§ **WHAT IS EXPECTED**
Of all the lines in the data below, how many contain "this"? Report that number alone.

§ **PROVIDED RECORDS**
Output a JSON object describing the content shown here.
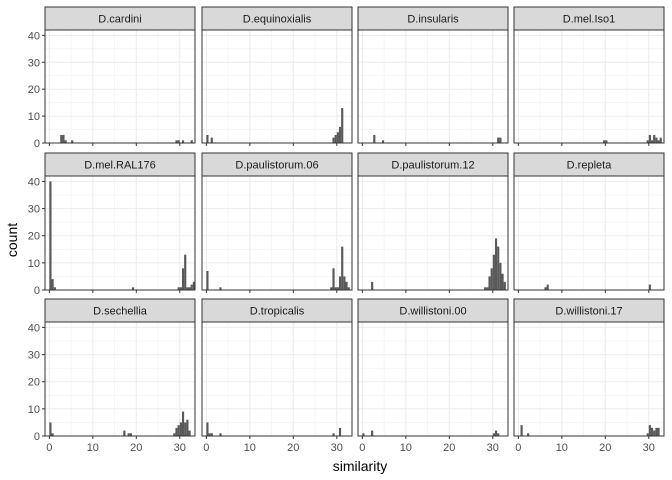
{
  "chart_data": {
    "type": "bar",
    "subtype": "faceted-histogram",
    "xlabel": "similarity",
    "ylabel": "count",
    "xlim": [
      -1,
      33.5
    ],
    "ylim": [
      0,
      42
    ],
    "x_ticks": [
      0,
      10,
      20,
      30
    ],
    "y_ticks": [
      0,
      10,
      20,
      30,
      40
    ],
    "bin_width": 0.5,
    "bar_color": "#595959",
    "strip_fill": "#d9d9d9",
    "panels": [
      {
        "name": "D.cardini",
        "bins": [
          [
            2.75,
            3
          ],
          [
            3.25,
            3
          ],
          [
            3.75,
            1
          ],
          [
            5.25,
            1
          ],
          [
            29.25,
            1
          ],
          [
            29.75,
            1
          ],
          [
            30.75,
            1
          ],
          [
            32.75,
            1
          ]
        ]
      },
      {
        "name": "D.equinoxialis",
        "bins": [
          [
            0.25,
            3
          ],
          [
            1.25,
            2
          ],
          [
            29.25,
            2
          ],
          [
            29.75,
            3
          ],
          [
            30.25,
            4
          ],
          [
            30.75,
            6
          ],
          [
            31.25,
            13
          ]
        ]
      },
      {
        "name": "D.insularis",
        "bins": [
          [
            2.75,
            3
          ],
          [
            4.75,
            1
          ],
          [
            31.25,
            2
          ],
          [
            31.75,
            2
          ]
        ]
      },
      {
        "name": "D.mel.Iso1",
        "bins": [
          [
            19.75,
            1
          ],
          [
            20.25,
            1
          ],
          [
            29.75,
            1
          ],
          [
            30.25,
            3
          ],
          [
            30.75,
            1
          ],
          [
            31.25,
            3
          ],
          [
            31.75,
            2
          ],
          [
            32.25,
            1
          ],
          [
            32.75,
            2
          ]
        ]
      },
      {
        "name": "D.mel.RAL176",
        "bins": [
          [
            0.25,
            40
          ],
          [
            0.75,
            4
          ],
          [
            1.25,
            1
          ],
          [
            19.25,
            1
          ],
          [
            29.75,
            1
          ],
          [
            30.25,
            1
          ],
          [
            30.75,
            8
          ],
          [
            31.25,
            13
          ],
          [
            31.75,
            1
          ],
          [
            32.25,
            1
          ],
          [
            32.75,
            2
          ],
          [
            33.25,
            3
          ]
        ]
      },
      {
        "name": "D.paulistorum.06",
        "bins": [
          [
            0.25,
            7
          ],
          [
            3.25,
            1
          ],
          [
            28.75,
            1
          ],
          [
            29.25,
            8
          ],
          [
            29.75,
            1
          ],
          [
            30.25,
            1
          ],
          [
            30.75,
            5
          ],
          [
            31.25,
            16
          ],
          [
            31.75,
            5
          ],
          [
            32.25,
            3
          ],
          [
            32.75,
            1
          ]
        ]
      },
      {
        "name": "D.paulistorum.12",
        "bins": [
          [
            2.25,
            3
          ],
          [
            28.25,
            1
          ],
          [
            28.75,
            1
          ],
          [
            29.25,
            5
          ],
          [
            29.75,
            8
          ],
          [
            30.25,
            13
          ],
          [
            30.75,
            19
          ],
          [
            31.25,
            16
          ],
          [
            31.75,
            10
          ],
          [
            32.25,
            6
          ],
          [
            32.75,
            3
          ]
        ]
      },
      {
        "name": "D.repleta",
        "bins": [
          [
            6.25,
            1
          ],
          [
            6.75,
            2
          ],
          [
            30.25,
            2
          ]
        ]
      },
      {
        "name": "D.sechellia",
        "bins": [
          [
            0.25,
            5
          ],
          [
            0.75,
            1
          ],
          [
            17.25,
            2
          ],
          [
            18.25,
            1
          ],
          [
            18.75,
            1
          ],
          [
            28.75,
            1
          ],
          [
            29.25,
            3
          ],
          [
            29.75,
            4
          ],
          [
            30.25,
            5
          ],
          [
            30.75,
            9
          ],
          [
            31.25,
            5
          ],
          [
            31.75,
            6
          ],
          [
            32.25,
            2
          ]
        ]
      },
      {
        "name": "D.tropicalis",
        "bins": [
          [
            0.25,
            5
          ],
          [
            0.75,
            1
          ],
          [
            1.25,
            1
          ],
          [
            3.25,
            1
          ],
          [
            29.25,
            1
          ],
          [
            30.75,
            3
          ]
        ]
      },
      {
        "name": "D.willistoni.00",
        "bins": [
          [
            0.25,
            1
          ],
          [
            2.25,
            2
          ],
          [
            30.25,
            1
          ],
          [
            30.75,
            2
          ],
          [
            31.25,
            1
          ]
        ]
      },
      {
        "name": "D.willistoni.17",
        "bins": [
          [
            0.75,
            4
          ],
          [
            2.25,
            1
          ],
          [
            29.75,
            1
          ],
          [
            30.25,
            4
          ],
          [
            30.75,
            3
          ],
          [
            31.25,
            2
          ],
          [
            31.75,
            3
          ],
          [
            32.25,
            3
          ]
        ]
      }
    ]
  }
}
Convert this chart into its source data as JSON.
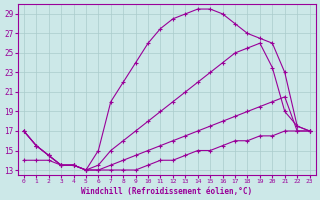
{
  "xlabel": "Windchill (Refroidissement éolien,°C)",
  "background_color": "#cce8e8",
  "line_color": "#990099",
  "grid_color": "#aacccc",
  "xlim": [
    -0.5,
    23.5
  ],
  "ylim": [
    12.5,
    30
  ],
  "xticks": [
    0,
    1,
    2,
    3,
    4,
    5,
    6,
    7,
    8,
    9,
    10,
    11,
    12,
    13,
    14,
    15,
    16,
    17,
    18,
    19,
    20,
    21,
    22,
    23
  ],
  "yticks": [
    13,
    15,
    17,
    19,
    21,
    23,
    25,
    27,
    29
  ],
  "lines": [
    {
      "x": [
        0,
        1,
        2,
        3,
        4,
        5,
        6,
        7,
        8,
        9,
        10,
        11,
        12,
        13,
        14,
        15,
        16,
        17,
        18,
        19,
        20,
        21,
        22,
        23
      ],
      "y": [
        17,
        15.5,
        14.5,
        13.5,
        13.5,
        13,
        15,
        20,
        22,
        24,
        26,
        27.5,
        28.5,
        29,
        29.5,
        29.5,
        29,
        28,
        27,
        26.5,
        26,
        23,
        17.5,
        17
      ]
    },
    {
      "x": [
        0,
        1,
        2,
        3,
        4,
        5,
        6,
        7,
        8,
        9,
        10,
        11,
        12,
        13,
        14,
        15,
        16,
        17,
        18,
        19,
        20,
        21,
        22,
        23
      ],
      "y": [
        17,
        15.5,
        14.5,
        13.5,
        13.5,
        13,
        13.5,
        15,
        16,
        17,
        18,
        19,
        20,
        21,
        22,
        23,
        24,
        25,
        25.5,
        26,
        23.5,
        19,
        17.5,
        17
      ]
    },
    {
      "x": [
        0,
        1,
        2,
        3,
        4,
        5,
        6,
        7,
        8,
        9,
        10,
        11,
        12,
        13,
        14,
        15,
        16,
        17,
        18,
        19,
        20,
        21,
        22,
        23
      ],
      "y": [
        17,
        15.5,
        14.5,
        13.5,
        13.5,
        13,
        13,
        13.5,
        14,
        14.5,
        15,
        15.5,
        16,
        16.5,
        17,
        17.5,
        18,
        18.5,
        19,
        19.5,
        20,
        20.5,
        17,
        17
      ]
    },
    {
      "x": [
        0,
        1,
        2,
        3,
        4,
        5,
        6,
        7,
        8,
        9,
        10,
        11,
        12,
        13,
        14,
        15,
        16,
        17,
        18,
        19,
        20,
        21,
        22,
        23
      ],
      "y": [
        14,
        14,
        14,
        13.5,
        13.5,
        13,
        13,
        13,
        13,
        13,
        13.5,
        14,
        14,
        14.5,
        15,
        15,
        15.5,
        16,
        16,
        16.5,
        16.5,
        17,
        17,
        17
      ]
    }
  ]
}
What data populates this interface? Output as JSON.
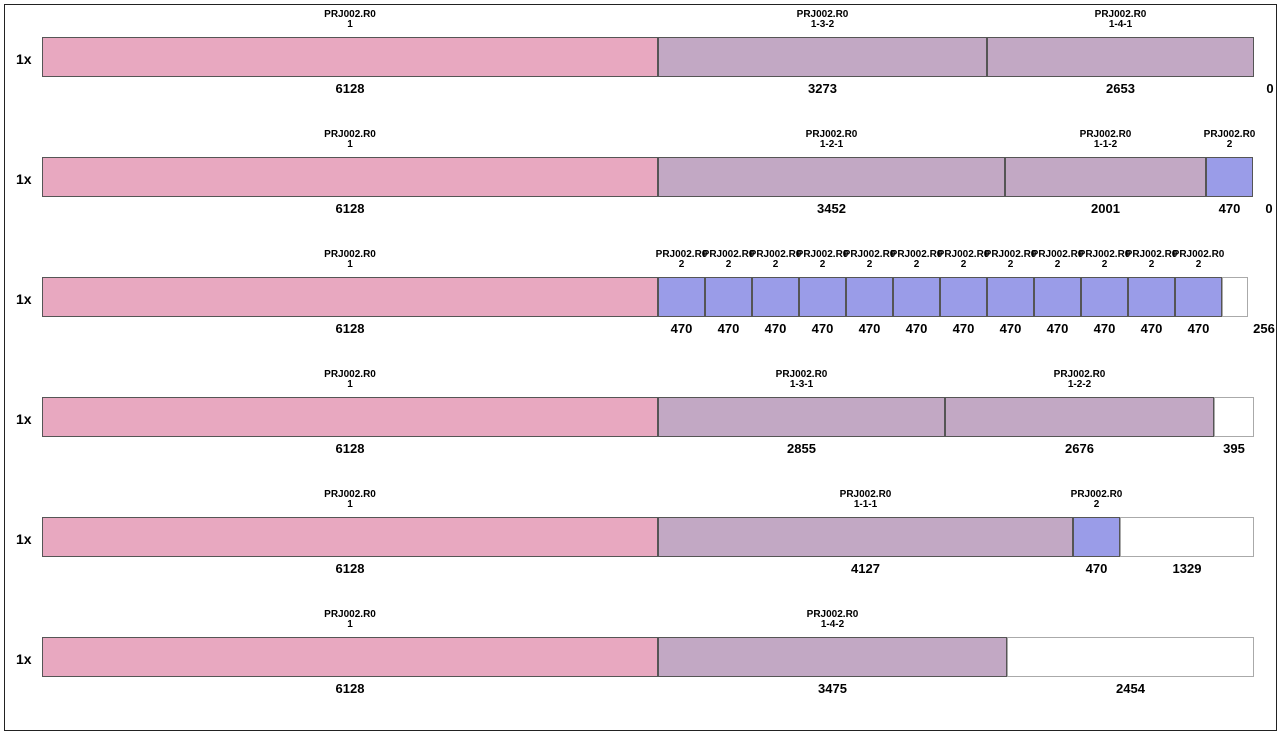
{
  "colors": {
    "part_1": "#e8a8c0",
    "part_1x": "#c2a8c4",
    "part_2": "#9a9ce8",
    "waste": "#ffffff"
  },
  "bars": [
    {
      "qty": "1x",
      "segments": [
        {
          "kind": "part_1",
          "name": "PRJ002.R0",
          "id": "1",
          "len": 6128
        },
        {
          "kind": "part_1x",
          "name": "PRJ002.R0",
          "id": "1-3-2",
          "len": 3273
        },
        {
          "kind": "part_1x",
          "name": "PRJ002.R0",
          "id": "1-4-1",
          "len": 2653
        },
        {
          "kind": "waste",
          "name": "",
          "id": "",
          "len": 0
        }
      ]
    },
    {
      "qty": "1x",
      "segments": [
        {
          "kind": "part_1",
          "name": "PRJ002.R0",
          "id": "1",
          "len": 6128
        },
        {
          "kind": "part_1x",
          "name": "PRJ002.R0",
          "id": "1-2-1",
          "len": 3452
        },
        {
          "kind": "part_1x",
          "name": "PRJ002.R0",
          "id": "1-1-2",
          "len": 2001
        },
        {
          "kind": "part_2",
          "name": "PRJ002.R0",
          "id": "2",
          "len": 470
        },
        {
          "kind": "waste",
          "name": "",
          "id": "",
          "len": 0
        }
      ]
    },
    {
      "qty": "1x",
      "segments": [
        {
          "kind": "part_1",
          "name": "PRJ002.R0",
          "id": "1",
          "len": 6128
        },
        {
          "kind": "part_2",
          "name": "PRJ002.R0",
          "id": "2",
          "len": 470
        },
        {
          "kind": "part_2",
          "name": "PRJ002.R0",
          "id": "2",
          "len": 470
        },
        {
          "kind": "part_2",
          "name": "PRJ002.R0",
          "id": "2",
          "len": 470
        },
        {
          "kind": "part_2",
          "name": "PRJ002.R0",
          "id": "2",
          "len": 470
        },
        {
          "kind": "part_2",
          "name": "PRJ002.R0",
          "id": "2",
          "len": 470
        },
        {
          "kind": "part_2",
          "name": "PRJ002.R0",
          "id": "2",
          "len": 470
        },
        {
          "kind": "part_2",
          "name": "PRJ002.R0",
          "id": "2",
          "len": 470
        },
        {
          "kind": "part_2",
          "name": "PRJ002.R0",
          "id": "2",
          "len": 470
        },
        {
          "kind": "part_2",
          "name": "PRJ002.R0",
          "id": "2",
          "len": 470
        },
        {
          "kind": "part_2",
          "name": "PRJ002.R0",
          "id": "2",
          "len": 470
        },
        {
          "kind": "part_2",
          "name": "PRJ002.R0",
          "id": "2",
          "len": 470
        },
        {
          "kind": "part_2",
          "name": "PRJ002.R0",
          "id": "2",
          "len": 470
        },
        {
          "kind": "waste",
          "name": "",
          "id": "",
          "len": 256
        }
      ]
    },
    {
      "qty": "1x",
      "segments": [
        {
          "kind": "part_1",
          "name": "PRJ002.R0",
          "id": "1",
          "len": 6128
        },
        {
          "kind": "part_1x",
          "name": "PRJ002.R0",
          "id": "1-3-1",
          "len": 2855
        },
        {
          "kind": "part_1x",
          "name": "PRJ002.R0",
          "id": "1-2-2",
          "len": 2676
        },
        {
          "kind": "waste",
          "name": "",
          "id": "",
          "len": 395
        }
      ]
    },
    {
      "qty": "1x",
      "segments": [
        {
          "kind": "part_1",
          "name": "PRJ002.R0",
          "id": "1",
          "len": 6128
        },
        {
          "kind": "part_1x",
          "name": "PRJ002.R0",
          "id": "1-1-1",
          "len": 4127
        },
        {
          "kind": "part_2",
          "name": "PRJ002.R0",
          "id": "2",
          "len": 470
        },
        {
          "kind": "waste",
          "name": "",
          "id": "",
          "len": 1329
        }
      ]
    },
    {
      "qty": "1x",
      "segments": [
        {
          "kind": "part_1",
          "name": "PRJ002.R0",
          "id": "1",
          "len": 6128
        },
        {
          "kind": "part_1x",
          "name": "PRJ002.R0",
          "id": "1-4-2",
          "len": 3475
        },
        {
          "kind": "waste",
          "name": "",
          "id": "",
          "len": 2454
        }
      ]
    }
  ]
}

§ **OUTPUT OF THE TASK**
2